### TASK BRIEF
Rewrite the lines below without the pictures, replacing "mounting clips" with "spring clips" and keeping everything else unchanged.

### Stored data
###

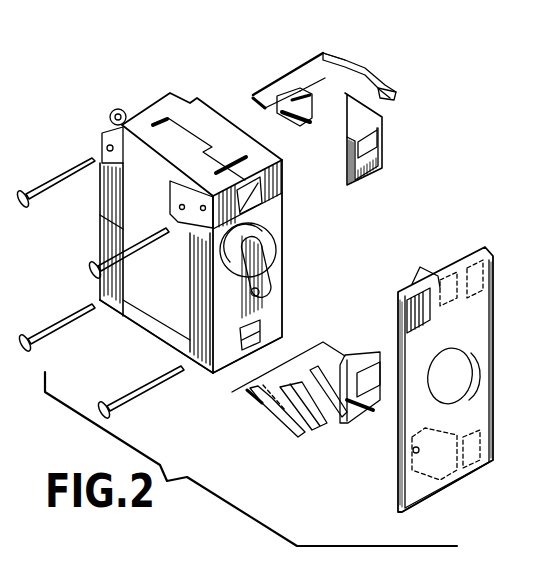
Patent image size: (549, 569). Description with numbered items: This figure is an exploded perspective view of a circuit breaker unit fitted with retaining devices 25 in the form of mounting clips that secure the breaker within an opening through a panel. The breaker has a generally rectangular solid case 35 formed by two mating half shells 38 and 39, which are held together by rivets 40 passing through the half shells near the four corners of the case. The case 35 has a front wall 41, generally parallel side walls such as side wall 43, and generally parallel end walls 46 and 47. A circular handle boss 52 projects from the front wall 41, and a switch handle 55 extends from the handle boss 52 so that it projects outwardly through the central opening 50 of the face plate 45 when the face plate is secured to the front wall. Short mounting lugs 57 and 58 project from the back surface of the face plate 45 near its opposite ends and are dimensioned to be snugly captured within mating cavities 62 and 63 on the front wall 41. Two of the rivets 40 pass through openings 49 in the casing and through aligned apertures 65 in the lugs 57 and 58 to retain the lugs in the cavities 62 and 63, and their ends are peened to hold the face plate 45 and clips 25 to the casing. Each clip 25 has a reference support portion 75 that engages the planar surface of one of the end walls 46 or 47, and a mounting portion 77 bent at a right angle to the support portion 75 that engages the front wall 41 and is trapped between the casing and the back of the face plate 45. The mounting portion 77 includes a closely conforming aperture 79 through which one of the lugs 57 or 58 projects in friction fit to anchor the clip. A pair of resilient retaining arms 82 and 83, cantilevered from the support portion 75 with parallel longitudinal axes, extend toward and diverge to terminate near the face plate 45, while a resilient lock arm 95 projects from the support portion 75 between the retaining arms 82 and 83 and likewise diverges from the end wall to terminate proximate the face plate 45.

The retaining device 25 is at (316, 240).
The case 35 is at (98, 213).
The half shell 38 is at (127, 135).
The half shell 39 is at (161, 100).
The rivet 40 is at (63, 172).
The front wall 41 is at (231, 358).
The side wall 43 is at (137, 313).
The face plate 45 is at (421, 375).
The end wall 46 is at (146, 144).
The end wall 47 is at (157, 346).
The opening 49 is at (107, 147).
The central opening 50 is at (445, 393).
The handle boss 52 is at (273, 266).
The switch handle 55 is at (277, 288).
The mounting lug 57 is at (455, 480).
The mounting lug 58 is at (417, 274).
The cavity 62 is at (262, 190).
The cavity 63 is at (264, 329).
The aperture 65 is at (405, 296).
The reference support portion 75 is at (310, 78).
The mounting portion 77 is at (387, 138).
The aperture 79 is at (388, 162).
The retaining arm 82 is at (380, 76).
The retaining arm 83 is at (318, 117).
The lock arm 95 is at (322, 70).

###

### CORRECT ANSWER
Patent image size: (549, 569). Description with numbered items: This figure is an exploded perspective view of a circuit breaker unit fitted with retaining devices 25 in the form of spring clips that secure the breaker within an opening through a panel. The breaker has a generally rectangular solid case 35 formed by two mating half shells 38 and 39, which are held together by rivets 40 passing through the half shells near the four corners of the case. The case 35 has a front wall 41, generally parallel side walls such as side wall 43, and generally parallel end walls 46 and 47. A circular handle boss 52 projects from the front wall 41, and a switch handle 55 extends from the handle boss 52 so that it projects outwardly through the central opening 50 of the face plate 45 when the face plate is secured to the front wall. Short mounting lugs 57 and 58 project from the back surface of the face plate 45 near its opposite ends and are dimensioned to be snugly captured within mating cavities 62 and 63 on the front wall 41. Two of the rivets 40 pass through openings 49 in the casing and through aligned apertures 65 in the lugs 57 and 58 to retain the lugs in the cavities 62 and 63, and their ends are peened to hold the face plate 45 and clips 25 to the casing. Each clip 25 has a reference support portion 75 that engages the planar surface of one of the end walls 46 or 47, and a mounting portion 77 bent at a right angle to the support portion 75 that engages the front wall 41 and is trapped between the casing and the back of the face plate 45. The mounting portion 77 includes a closely conforming aperture 79 through which one of the lugs 57 or 58 projects in friction fit to anchor the clip. A pair of resilient retaining arms 82 and 83, cantilevered from the support portion 75 with parallel longitudinal axes, extend toward and diverge to terminate near the face plate 45, while a resilient lock arm 95 projects from the support portion 75 between the retaining arms 82 and 83 and likewise diverges from the end wall to terminate proximate the face plate 45.

The retaining device 25 is at (316, 240).
The case 35 is at (98, 213).
The half shell 38 is at (127, 135).
The half shell 39 is at (161, 100).
The rivet 40 is at (63, 172).
The front wall 41 is at (231, 358).
The side wall 43 is at (137, 313).
The face plate 45 is at (421, 375).
The end wall 46 is at (146, 144).
The end wall 47 is at (157, 346).
The opening 49 is at (107, 147).
The central opening 50 is at (445, 393).
The handle boss 52 is at (273, 266).
The switch handle 55 is at (277, 288).
The mounting lug 57 is at (455, 480).
The mounting lug 58 is at (417, 274).
The cavity 62 is at (262, 190).
The cavity 63 is at (264, 329).
The aperture 65 is at (405, 296).
The reference support portion 75 is at (310, 78).
The mounting portion 77 is at (387, 138).
The aperture 79 is at (388, 162).
The retaining arm 82 is at (380, 76).
The retaining arm 83 is at (318, 117).
The lock arm 95 is at (322, 70).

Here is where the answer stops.